# Task goal
Copy every line from the records below that holds the word "medián".

[Data listing]

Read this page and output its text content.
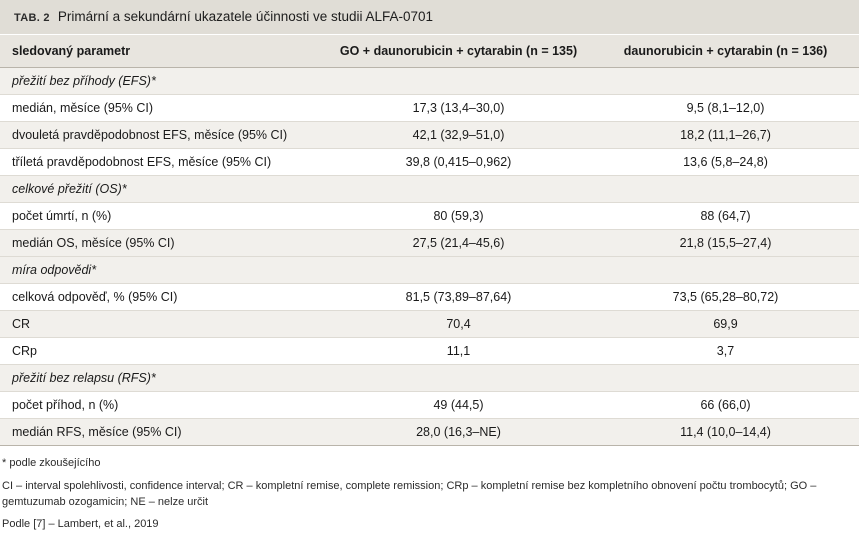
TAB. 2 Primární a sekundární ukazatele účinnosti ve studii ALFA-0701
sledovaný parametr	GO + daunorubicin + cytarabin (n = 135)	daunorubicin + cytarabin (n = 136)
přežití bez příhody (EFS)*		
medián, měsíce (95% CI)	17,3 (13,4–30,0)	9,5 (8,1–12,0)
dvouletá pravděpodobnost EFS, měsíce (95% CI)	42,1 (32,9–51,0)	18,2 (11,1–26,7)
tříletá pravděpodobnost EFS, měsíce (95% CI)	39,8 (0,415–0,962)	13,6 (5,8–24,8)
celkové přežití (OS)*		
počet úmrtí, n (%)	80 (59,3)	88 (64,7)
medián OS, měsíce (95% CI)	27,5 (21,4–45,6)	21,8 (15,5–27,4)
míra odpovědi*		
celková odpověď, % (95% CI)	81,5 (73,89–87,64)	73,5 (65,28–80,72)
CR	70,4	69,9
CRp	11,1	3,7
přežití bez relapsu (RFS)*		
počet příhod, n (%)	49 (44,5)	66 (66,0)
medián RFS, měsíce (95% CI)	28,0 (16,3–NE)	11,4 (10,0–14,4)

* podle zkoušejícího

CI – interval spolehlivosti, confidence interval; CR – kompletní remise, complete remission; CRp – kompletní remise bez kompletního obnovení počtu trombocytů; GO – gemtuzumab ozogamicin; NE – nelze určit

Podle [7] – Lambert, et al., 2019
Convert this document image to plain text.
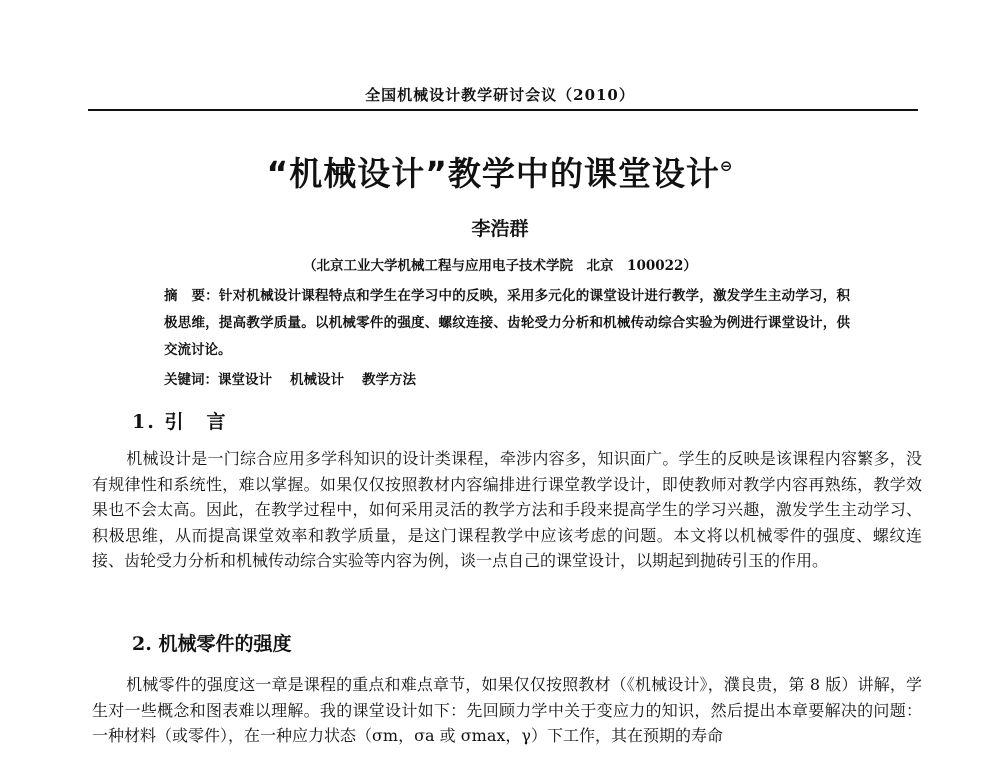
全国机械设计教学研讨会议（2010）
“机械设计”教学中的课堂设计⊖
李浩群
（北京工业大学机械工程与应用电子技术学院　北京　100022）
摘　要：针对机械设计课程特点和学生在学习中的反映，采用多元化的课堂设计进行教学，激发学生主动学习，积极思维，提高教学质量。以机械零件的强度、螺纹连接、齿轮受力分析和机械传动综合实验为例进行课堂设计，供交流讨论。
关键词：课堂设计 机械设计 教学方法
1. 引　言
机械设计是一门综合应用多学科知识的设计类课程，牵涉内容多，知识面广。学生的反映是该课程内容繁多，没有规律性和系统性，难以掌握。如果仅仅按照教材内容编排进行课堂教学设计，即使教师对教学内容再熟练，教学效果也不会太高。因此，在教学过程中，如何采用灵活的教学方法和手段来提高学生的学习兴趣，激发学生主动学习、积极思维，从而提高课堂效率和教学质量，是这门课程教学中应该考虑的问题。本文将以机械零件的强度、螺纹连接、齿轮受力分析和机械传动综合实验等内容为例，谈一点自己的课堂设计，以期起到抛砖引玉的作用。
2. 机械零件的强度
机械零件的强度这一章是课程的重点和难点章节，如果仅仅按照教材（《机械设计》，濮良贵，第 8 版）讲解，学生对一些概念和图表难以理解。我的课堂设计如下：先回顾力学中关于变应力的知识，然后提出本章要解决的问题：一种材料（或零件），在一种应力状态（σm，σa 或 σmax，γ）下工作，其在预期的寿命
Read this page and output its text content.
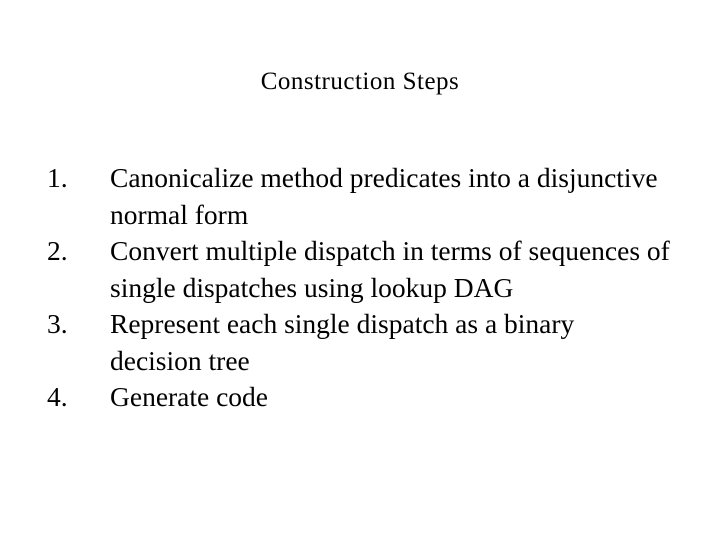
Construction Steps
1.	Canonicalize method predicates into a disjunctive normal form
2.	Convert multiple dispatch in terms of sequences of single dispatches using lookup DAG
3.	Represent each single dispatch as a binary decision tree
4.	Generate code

# Answer for the task
medián, měsíce (95% CI)	17,3 (13,4–30,0)	9,5 (8,1–12,0)
medián OS, měsíce (95% CI)	27,5 (21,4–45,6)	21,8 (15,5–27,4)
medián RFS, měsíce (95% CI)	28,0 (16,3–NE)	11,4 (10,0–14,4)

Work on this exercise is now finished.